(Data to use):
· · · · · · ·

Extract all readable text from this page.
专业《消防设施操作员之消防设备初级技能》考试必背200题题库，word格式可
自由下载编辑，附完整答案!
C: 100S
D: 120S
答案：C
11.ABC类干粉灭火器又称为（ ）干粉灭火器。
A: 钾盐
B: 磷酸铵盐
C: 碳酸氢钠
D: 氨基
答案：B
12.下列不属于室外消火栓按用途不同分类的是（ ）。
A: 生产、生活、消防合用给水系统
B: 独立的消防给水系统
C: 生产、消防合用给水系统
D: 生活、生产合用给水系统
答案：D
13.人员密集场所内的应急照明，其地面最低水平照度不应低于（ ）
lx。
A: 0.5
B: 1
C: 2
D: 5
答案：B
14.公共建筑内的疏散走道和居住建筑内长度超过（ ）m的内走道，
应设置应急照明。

· · · · · · ·

(Description of the task):
Output the listing above word for word.

(Written answer):
Extract all readable text from this page.
专业《消防设施操作员之消防设备初级技能》考试必背200题题库，word格式可
自由下载编辑，附完整答案!
C: 100S
D: 120S
答案：C
11.ABC类干粉灭火器又称为（ ）干粉灭火器。
A: 钾盐
B: 磷酸铵盐
C: 碳酸氢钠
D: 氨基
答案：B
12.下列不属于室外消火栓按用途不同分类的是（ ）。
A: 生产、生活、消防合用给水系统
B: 独立的消防给水系统
C: 生产、消防合用给水系统
D: 生活、生产合用给水系统
答案：D
13.人员密集场所内的应急照明，其地面最低水平照度不应低于（ ）
lx。
A: 0.5
B: 1
C: 2
D: 5
答案：B
14.公共建筑内的疏散走道和居住建筑内长度超过（ ）m的内走道，
应设置应急照明。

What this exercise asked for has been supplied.